§ Text shown:
════════════════

This is a review and detailed measurement of one of the myriad of boards on ebay sporting the WM8740 DAC chip. It was kindly purchased and drop shipped to me. The listing has expired but it seems that it cost US $48.
What you get is well, a bare board:
And not a clean one. The PCM 2704 on the bottom right was either reworked on this board or lifted from another product in the past. Other ICs are also dirty which could be indication of used parts or grungy assembly.
Speaking of PCM 2704 that is an all-in-one USB DAC! It is used here only to generate S/PDIF output from USB, leaving its DAC functionality behind. Sad as that alone would have done the job probably as good or better than stringing it to WM8740 DAC chip.
On first try, I could not get the board working. It comes with no manual, instructions or even vendor name/address. I fed it 9 volts, it did not work. I fed it 12 volts, it did not work. Then I realized it says that the input is AC, not DC! With AC input it worked fine.
The one switch is power and the other selects between S/PDIF and USB Input. An LED lights up when the power is on.

════════════════

§ Raw data:
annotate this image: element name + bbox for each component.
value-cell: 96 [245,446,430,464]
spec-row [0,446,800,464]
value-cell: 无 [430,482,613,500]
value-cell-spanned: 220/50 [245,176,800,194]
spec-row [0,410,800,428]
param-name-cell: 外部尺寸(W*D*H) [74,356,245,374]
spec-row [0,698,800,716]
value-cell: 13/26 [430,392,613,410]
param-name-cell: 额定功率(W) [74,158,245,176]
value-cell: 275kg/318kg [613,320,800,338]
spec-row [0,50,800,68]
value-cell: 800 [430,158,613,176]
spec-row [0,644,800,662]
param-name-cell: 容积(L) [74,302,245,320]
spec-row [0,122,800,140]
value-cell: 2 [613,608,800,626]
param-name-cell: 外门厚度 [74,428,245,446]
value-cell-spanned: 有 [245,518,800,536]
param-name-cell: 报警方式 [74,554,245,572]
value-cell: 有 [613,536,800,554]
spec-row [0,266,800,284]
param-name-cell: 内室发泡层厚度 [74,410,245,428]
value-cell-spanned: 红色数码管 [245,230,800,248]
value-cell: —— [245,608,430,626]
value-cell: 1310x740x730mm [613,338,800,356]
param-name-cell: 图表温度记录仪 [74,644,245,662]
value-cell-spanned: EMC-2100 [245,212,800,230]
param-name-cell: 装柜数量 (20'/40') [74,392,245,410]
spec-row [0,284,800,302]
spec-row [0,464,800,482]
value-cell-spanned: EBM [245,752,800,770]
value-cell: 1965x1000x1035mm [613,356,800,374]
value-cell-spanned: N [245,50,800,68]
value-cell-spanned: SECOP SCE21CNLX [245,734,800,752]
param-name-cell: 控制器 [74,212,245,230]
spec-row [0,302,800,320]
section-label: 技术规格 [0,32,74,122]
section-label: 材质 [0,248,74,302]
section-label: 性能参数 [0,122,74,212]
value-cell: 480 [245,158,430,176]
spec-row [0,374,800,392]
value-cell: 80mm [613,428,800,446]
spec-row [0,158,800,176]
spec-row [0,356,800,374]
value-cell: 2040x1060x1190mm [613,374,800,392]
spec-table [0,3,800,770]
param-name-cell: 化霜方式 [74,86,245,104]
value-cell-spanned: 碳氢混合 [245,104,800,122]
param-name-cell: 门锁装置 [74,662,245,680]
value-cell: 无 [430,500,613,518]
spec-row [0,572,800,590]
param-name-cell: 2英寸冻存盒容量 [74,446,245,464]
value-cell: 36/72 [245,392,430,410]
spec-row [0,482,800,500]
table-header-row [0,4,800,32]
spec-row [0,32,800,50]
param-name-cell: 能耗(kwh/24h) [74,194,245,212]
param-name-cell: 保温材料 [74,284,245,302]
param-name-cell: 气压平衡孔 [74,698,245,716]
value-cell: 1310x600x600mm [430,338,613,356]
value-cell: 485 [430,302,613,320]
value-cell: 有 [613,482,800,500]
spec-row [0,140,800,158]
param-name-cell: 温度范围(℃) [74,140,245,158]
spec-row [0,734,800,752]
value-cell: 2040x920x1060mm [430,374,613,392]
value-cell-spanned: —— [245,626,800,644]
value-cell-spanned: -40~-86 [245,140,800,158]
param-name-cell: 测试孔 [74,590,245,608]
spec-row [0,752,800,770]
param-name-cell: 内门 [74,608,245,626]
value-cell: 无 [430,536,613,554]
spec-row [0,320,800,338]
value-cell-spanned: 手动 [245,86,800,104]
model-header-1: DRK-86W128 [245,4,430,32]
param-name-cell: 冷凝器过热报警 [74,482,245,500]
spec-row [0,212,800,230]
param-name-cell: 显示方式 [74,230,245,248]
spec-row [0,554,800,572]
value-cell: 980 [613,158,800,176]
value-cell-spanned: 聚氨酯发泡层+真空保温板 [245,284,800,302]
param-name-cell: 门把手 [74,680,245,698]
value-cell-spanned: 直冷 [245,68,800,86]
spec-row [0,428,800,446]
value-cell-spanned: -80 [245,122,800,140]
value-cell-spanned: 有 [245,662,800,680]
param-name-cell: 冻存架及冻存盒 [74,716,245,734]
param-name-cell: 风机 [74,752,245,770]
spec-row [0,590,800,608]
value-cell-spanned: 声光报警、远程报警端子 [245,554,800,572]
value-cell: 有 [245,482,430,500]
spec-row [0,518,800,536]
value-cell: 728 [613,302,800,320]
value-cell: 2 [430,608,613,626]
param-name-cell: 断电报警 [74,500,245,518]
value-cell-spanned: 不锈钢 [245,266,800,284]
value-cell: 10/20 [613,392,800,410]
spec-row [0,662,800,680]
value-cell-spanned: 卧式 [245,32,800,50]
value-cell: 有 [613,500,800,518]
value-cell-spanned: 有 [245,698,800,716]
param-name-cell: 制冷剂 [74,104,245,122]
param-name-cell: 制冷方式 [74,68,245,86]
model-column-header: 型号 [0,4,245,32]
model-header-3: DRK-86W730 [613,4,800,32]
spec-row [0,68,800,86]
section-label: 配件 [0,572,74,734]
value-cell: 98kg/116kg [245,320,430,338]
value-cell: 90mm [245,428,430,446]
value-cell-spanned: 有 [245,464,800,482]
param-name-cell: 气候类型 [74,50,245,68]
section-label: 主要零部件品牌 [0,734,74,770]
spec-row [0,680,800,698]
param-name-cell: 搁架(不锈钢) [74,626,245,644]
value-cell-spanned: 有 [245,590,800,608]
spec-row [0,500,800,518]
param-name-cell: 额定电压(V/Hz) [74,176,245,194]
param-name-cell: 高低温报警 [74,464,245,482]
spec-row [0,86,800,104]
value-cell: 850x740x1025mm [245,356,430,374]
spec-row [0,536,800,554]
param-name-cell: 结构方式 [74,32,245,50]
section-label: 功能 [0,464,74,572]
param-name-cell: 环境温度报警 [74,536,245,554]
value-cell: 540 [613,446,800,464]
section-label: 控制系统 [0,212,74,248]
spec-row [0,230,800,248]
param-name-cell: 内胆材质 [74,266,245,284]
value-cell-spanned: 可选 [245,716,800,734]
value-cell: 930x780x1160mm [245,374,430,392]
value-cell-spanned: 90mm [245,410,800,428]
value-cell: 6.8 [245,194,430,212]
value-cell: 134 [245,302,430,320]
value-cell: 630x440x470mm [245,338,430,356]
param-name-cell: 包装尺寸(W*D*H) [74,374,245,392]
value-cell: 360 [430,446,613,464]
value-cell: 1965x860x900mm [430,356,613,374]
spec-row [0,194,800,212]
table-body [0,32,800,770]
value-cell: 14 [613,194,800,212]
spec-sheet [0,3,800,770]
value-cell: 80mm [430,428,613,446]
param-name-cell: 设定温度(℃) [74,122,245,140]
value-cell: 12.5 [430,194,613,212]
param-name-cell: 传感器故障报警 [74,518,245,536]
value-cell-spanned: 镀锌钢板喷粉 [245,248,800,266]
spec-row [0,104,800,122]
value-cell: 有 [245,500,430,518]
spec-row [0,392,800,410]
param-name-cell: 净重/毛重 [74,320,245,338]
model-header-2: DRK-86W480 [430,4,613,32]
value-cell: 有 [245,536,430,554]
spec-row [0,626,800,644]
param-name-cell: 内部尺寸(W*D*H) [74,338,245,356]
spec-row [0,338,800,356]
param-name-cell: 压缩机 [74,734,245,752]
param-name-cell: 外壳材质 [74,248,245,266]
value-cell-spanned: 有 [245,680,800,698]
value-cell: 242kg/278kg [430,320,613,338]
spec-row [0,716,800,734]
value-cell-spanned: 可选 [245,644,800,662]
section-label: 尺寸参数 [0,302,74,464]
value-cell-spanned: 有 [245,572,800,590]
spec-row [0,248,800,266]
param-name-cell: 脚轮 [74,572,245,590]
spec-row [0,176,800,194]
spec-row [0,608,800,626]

════════════════

§ Goal: Continue the WM8740 DAC board review from the point where it stops.

§ Final result:
DAC Audio Measurements
As usual we start with our dashboard:
Boy, what a let down. The WM8740 is rated at 104 dB SINAD (albeit, with a-weighting). We are an entire planet away at just 78 dB, landing this port in the our red category of all DACs tested:
Signal to noise ratio is not bad given our expectations from above:
IMD distortion relative to level shows both elevated noise and early onset of distortion:
The linearity test tells me that 24 bit samples are being truncated to 16 bits:
This is an odd problem I run into with some DACs due to ASIO4ALL interface I use in Windows. So likely the blue graph is the representative performance.
I ran jitter test but it was with USB so it is not that valid. So I am not going to post it.
My 32-tone test signal resembling "music" is encoded at 192 kHz sampling. I could not get this board to pay it either with S/PDIF or USB. So I resorted to my 7 tone signal which runs at 44.1 kHz:
Conclusions
I can't tell if all the boards sold come with shoddy construction of this one. But even if they are not, you are getting way less performance than commercial DACs at slightly higher price but with case, power supply, warranty, etc. I have yet to get lucky with any of these "ebay buys." They are sold on basis of what is in them, rather than how they measure and perform. And so far, universally, they don't perform. Please stay away.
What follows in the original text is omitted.